* Short problem
Below, find each line holding "постановлением" and state how many there are, using the number alone.

* Data for this exercise
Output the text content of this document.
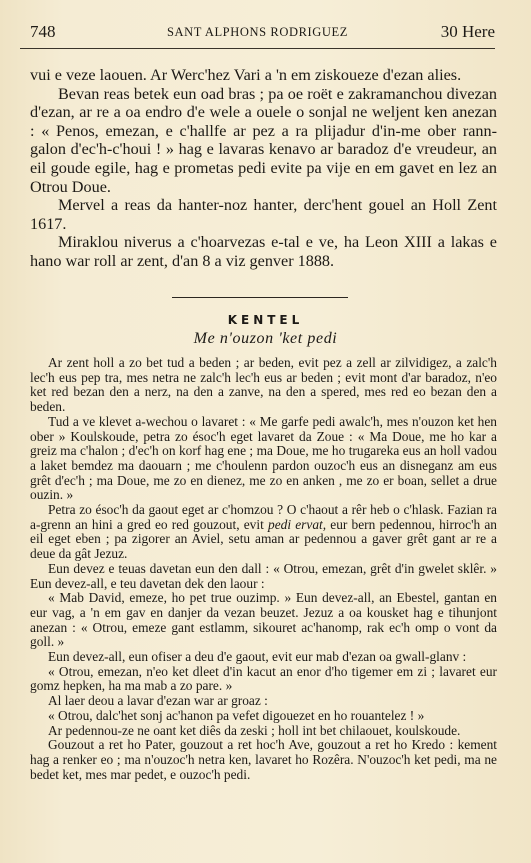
748	SANT ALPHONS RODRIGUEZ	30 Here

vui e veze laouen. Ar Werc'hez Vari a 'n em ziskoueze d'ezan alies.

Bevan reas betek eun oad bras ; pa oe roët e zakramanchou divezan d'ezan, ar re a oa endro d'e wele a ouele o sonjal ne weljent ken anezan : « Penos, emezan, e c'hallfe ar pez a ra plijadur d'in-me ober rann-galon d'ec'h-c'houi ! » hag e lavaras kenavo ar baradoz d'e vreudeur, an eil goude egile, hag e prometas pedi evite pa vije en em gavet en lez an Otrou Doue.

Mervel a reas da hanter-noz hanter, derc'hent gouel an Holl Zent 1617.

Miraklou niverus a c'hoarvezas e-tal e ve, ha Leon XIII a lakas e hano war roll ar zent, d'an 8 a viz genver 1888.

KENTEL
Me n'ouzon 'ket pedi

Ar zent holl a zo bet tud a beden ; ar beden, evit pez a zell ar zilvidigez, a zalc'h lec'h eus pep tra, mes netra ne zalc'h lec'h eus ar beden ; evit mont d'ar baradoz, n'eo ket red bezan den a nerz, na den a zanve, na den a spered, mes red eo bezan den a beden.

Tud a ve klevet a-wechou o lavaret : « Me garfe pedi awalc'h, mes n'ouzon ket hen ober » Koulskoude, petra zo ésoc'h eget lavaret da Zoue : « Ma Doue, me ho kar a greiz ma c'halon ; d'ec'h on korf hag ene ; ma Doue, me ho trugareka eus an holl vadou a laket bemdez ma daouarn ; me c'houlenn pardon ouzoc'h eus an disneganz am eus grêt d'ec'h ; ma Doue, me zo en dienez, me zo en anken , me zo er boan, sellet a drue ouzin. »

Petra zo ésoc'h da gaout eget ar c'homzou ? O c'haout a rêr heb o c'hlask. Fazian ra a-grenn an hini a gred eo red gouzout, evit pedi ervat, eur bern pedennou, hirroc'h an eil eget eben ; pa zigorer an Aviel, setu aman ar pedennou a gaver grêt gant ar re a deue da gât Jezuz.

Eun devez e teuas davetan eun den dall : « Otrou, emezan, grêt d'in gwelet sklêr. » Eun devez-all, e teu davetan dek den laour :

« Mab David, emeze, ho pet true ouzimp. » Eun devez-all, an Ebestel, gantan en eur vag, a 'n em gav en danjer da vezan beuzet. Jezuz a oa kousket hag e tihunjont anezan : « Otrou, emeze gant estlamm, sikouret ac'hanomp, rak ec'h omp o vont da goll. »

Eun devez-all, eun ofiser a deu d'e gaout, evit eur mab d'ezan oa gwall-glanv :

« Otrou, emezan, n'eo ket dleet d'in kacut an enor d'ho tigemer em zi ; lavaret eur gomz hepken, ha ma mab a zo pare. »

Al laer deou a lavar d'ezan war ar groaz :

« Otrou, dalc'het sonj ac'hanon pa vefet digouezet en ho rouantelez ! »

Ar pedennou-ze ne oant ket diês da zeski ; holl int bet chilaouet, koulskoude.

Gouzout a ret ho Pater, gouzout a ret hoc'h Ave, gouzout a ret ho Kredo : kement hag a renker eo ; ma n'ouzoc'h netra ken, lavaret ho Rozêra. N'ouzoc'h ket pedi, ma ne bedet ket, mes mar pedet, e ouzoc'h pedi.
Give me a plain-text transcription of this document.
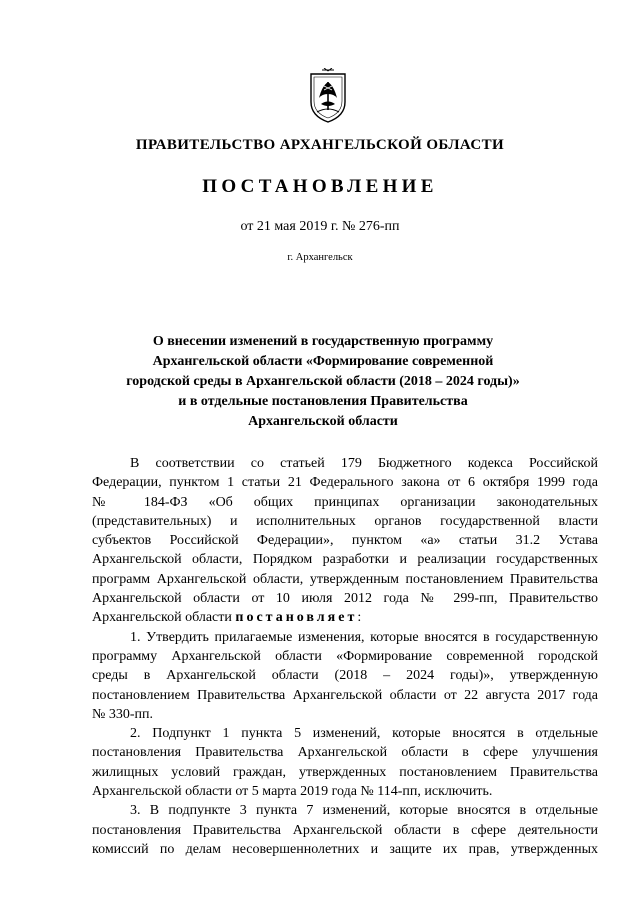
ПРАВИТЕЛЬСТВО АРХАНГЕЛЬСКОЙ ОБЛАСТИ
ПОСТАНОВЛЕНИЕ
от 21 мая 2019 г. № 276-пп
г. Архангельск
О внесении изменений в государственную программу
Архангельской области «Формирование современной
городской среды в Архангельской области (2018 – 2024 годы)»
и в отдельные постановления Правительства
Архангельской области
В соответствии со статьей 179 Бюджетного кодекса Российской
Федерации, пунктом 1 статьи 21 Федерального закона от 6 октября 1999 года
№ 184-ФЗ «Об общих принципах организации законодательных
(представительных) и исполнительных органов государственной власти
субъектов Российской Федерации», пунктом «а» статьи 31.2 Устава
Архангельской области, Порядком разработки и реализации государственных
программ Архангельской области, утвержденным постановлением Правительства
Архангельской области от 10 июля 2012 года № 299-пп, Правительство
Архангельской области постановляет:
1. Утвердить прилагаемые изменения, которые вносятся в государственную
программу Архангельской области «Формирование современной городской
среды в Архангельской области (2018 – 2024 годы)», утвержденную
постановлением Правительства Архангельской области от 22 августа 2017 года
№ 330-пп.
2. Подпункт 1 пункта 5 изменений, которые вносятся в отдельные
постановления Правительства Архангельской области в сфере улучшения
жилищных условий граждан, утвержденных постановлением Правительства
Архангельской области от 5 марта 2019 года № 114-пп, исключить.
3. В подпункте 3 пункта 7 изменений, которые вносятся в отдельные
постановления Правительства Архангельской области в сфере деятельности
комиссий по делам несовершеннолетних и защите их прав, утвержденных
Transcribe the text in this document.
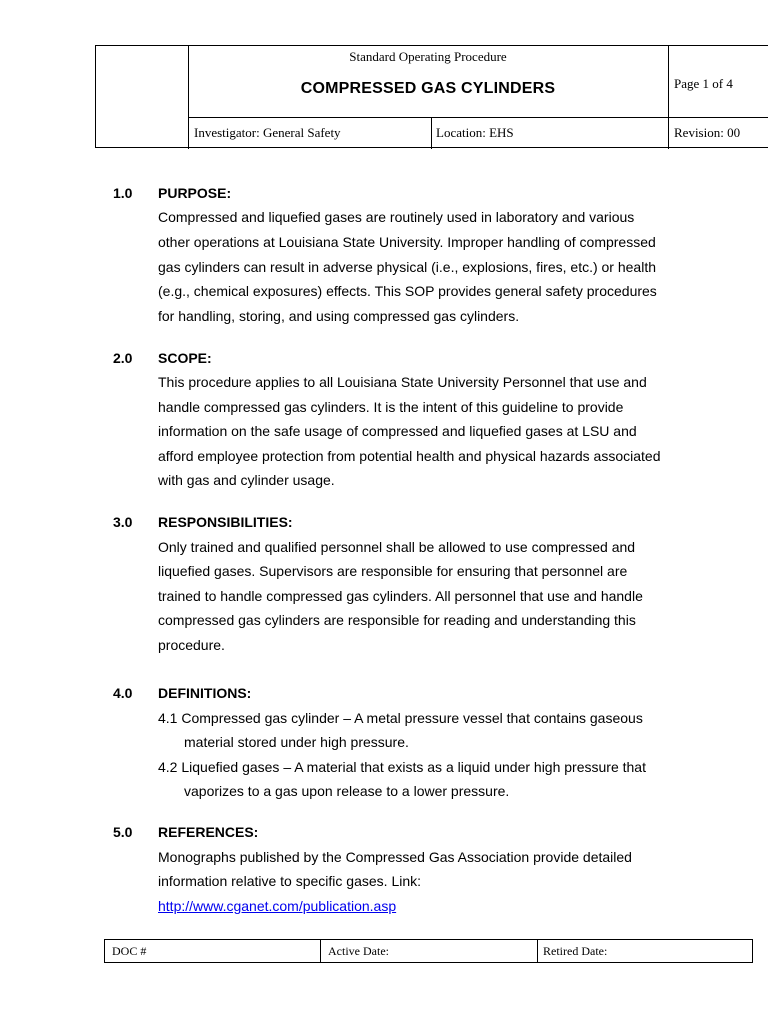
Standard Operating Procedure
COMPRESSED GAS CYLINDERS	Page 1 of 4
Investigator: General Safety	Location: EHS	Revision: 00
1.0 PURPOSE:
Compressed and liquefied gases are routinely used in laboratory and various
other operations at Louisiana State University. Improper handling of compressed
gas cylinders can result in adverse physical (i.e., explosions, fires, etc.) or health
(e.g., chemical exposures) effects. This SOP provides general safety procedures
for handling, storing, and using compressed gas cylinders.
2.0 SCOPE:
This procedure applies to all Louisiana State University Personnel that use and
handle compressed gas cylinders. It is the intent of this guideline to provide
information on the safe usage of compressed and liquefied gases at LSU and
afford employee protection from potential health and physical hazards associated
with gas and cylinder usage.
3.0 RESPONSIBILITIES:
Only trained and qualified personnel shall be allowed to use compressed and
liquefied gases. Supervisors are responsible for ensuring that personnel are
trained to handle compressed gas cylinders. All personnel that use and handle
compressed gas cylinders are responsible for reading and understanding this
procedure.
4.0 DEFINITIONS:
4.1 Compressed gas cylinder – A metal pressure vessel that contains gaseous
material stored under high pressure.
4.2 Liquefied gases – A material that exists as a liquid under high pressure that
vaporizes to a gas upon release to a lower pressure.
5.0 REFERENCES:
Monographs published by the Compressed Gas Association provide detailed
information relative to specific gases. Link:
http://www.cganet.com/publication.asp
DOC #	Active Date:	Retired Date:
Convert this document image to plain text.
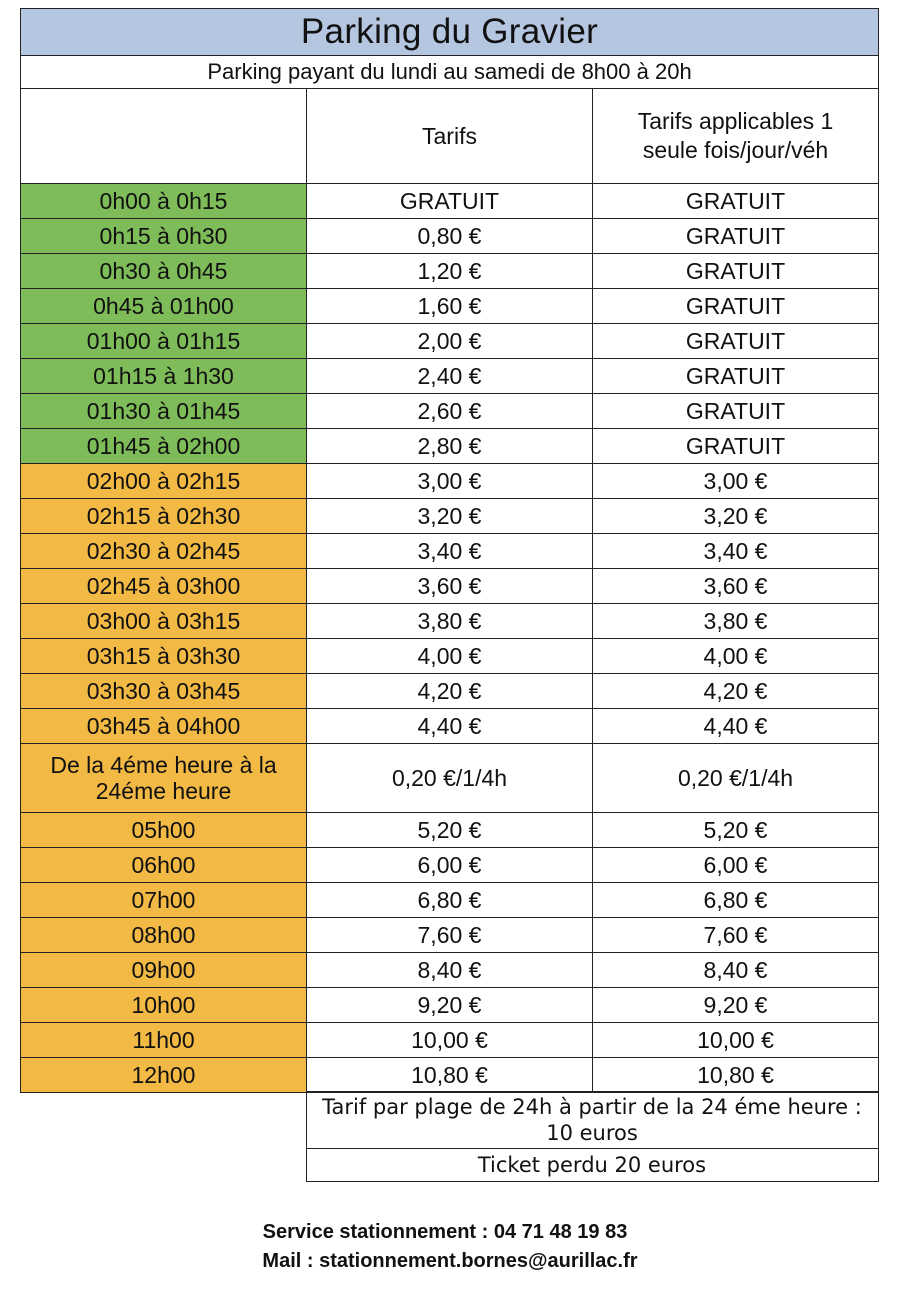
Parking du Gravier		
Parking payant du lundi au samedi de 8h00 à 20h		
	Tarifs	Tarifs applicables 1
seule fois/jour/véh
0h00 à 0h15	GRATUIT	GRATUIT
0h15 à 0h30	0,80 €	GRATUIT
0h30 à 0h45	1,20 €	GRATUIT
0h45 à 01h00	1,60 €	GRATUIT
01h00 à 01h15	2,00 €	GRATUIT
01h15 à 1h30	2,40 €	GRATUIT
01h30 à 01h45	2,60 €	GRATUIT
01h45 à 02h00	2,80 €	GRATUIT
02h00 à 02h15	3,00 €	3,00 €
02h15 à 02h30	3,20 €	3,20 €
02h30 à 02h45	3,40 €	3,40 €
02h45 à 03h00	3,60 €	3,60 €
03h00 à 03h15	3,80 €	3,80 €
03h15 à 03h30	4,00 €	4,00 €
03h30 à 03h45	4,20 €	4,20 €
03h45 à 04h00	4,40 €	4,40 €
De la 4éme heure à la 24éme heure	0,20 €/1/4h	0,20 €/1/4h
05h00	5,20 €	5,20 €
06h00	6,00 €	6,00 €
07h00	6,80 €	6,80 €
08h00	7,60 €	7,60 €
09h00	8,40 €	8,40 €
10h00	9,20 €	9,20 €
11h00	10,00 €	10,00 €
12h00	10,80 €	10,80 €
	Tarif par plage de 24h à partir de la 24 éme heure :
10 euros
	Ticket perdu 20 euros
Service stationnement : 04 71 48 19 83
Mail : stationnement.bornes@aurillac.fr
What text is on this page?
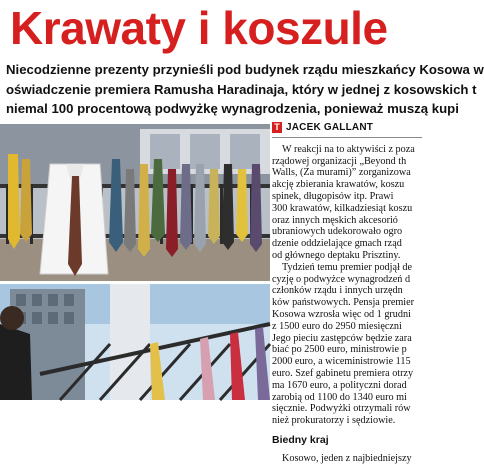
Krawaty i koszule
Niecodzienne prezenty przynieśli pod budynek rządu mieszkańcy Kosowa w
oświadczenie premiera Ramusha Haradinaja, który w jednej z kosowskich t
niemal 100 procentową podwyżkę wynagrodzenia, ponieważ muszą kupi
T JACEK GALLANT
W reakcji na to aktywiści z poza
rządowej organizacji „Beyond th
Walls, (Za murami)” zorganizowa
akcję zbierania krawatów, koszu
spinek, długopisów itp. Prawi
300 krawatów, kilkadziesiąt koszu
oraz innych męskich akcesorió
ubraniowych udekorowało ogro
dzenie oddzielające gmach rząd
od głównego deptaku Prisztiny.
Tydzień temu premier podjął de
cyzję o podwyżce wynagrodzeń d
członków rządu i innych urzędn
ków państwowych. Pensja premier
Kosowa wzrosła więc od 1 grudni
z 1500 euro do 2950 miesięczni
Jego pieciu zastępców będzie zara
biać po 2500 euro, ministrowie p
2000 euro, a wiceministrowie 115
euro. Szef gabinetu premiera otrzy
ma 1670 euro, a polityczni dorad
zarobią od 1100 do 1340 euro mi
sięcznie. Podwyżki otrzymali rów
nież prokuratorzy i sędziowie.
Biedny kraj
Kosowo, jeden z najbiedniejszy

* Exercise response
3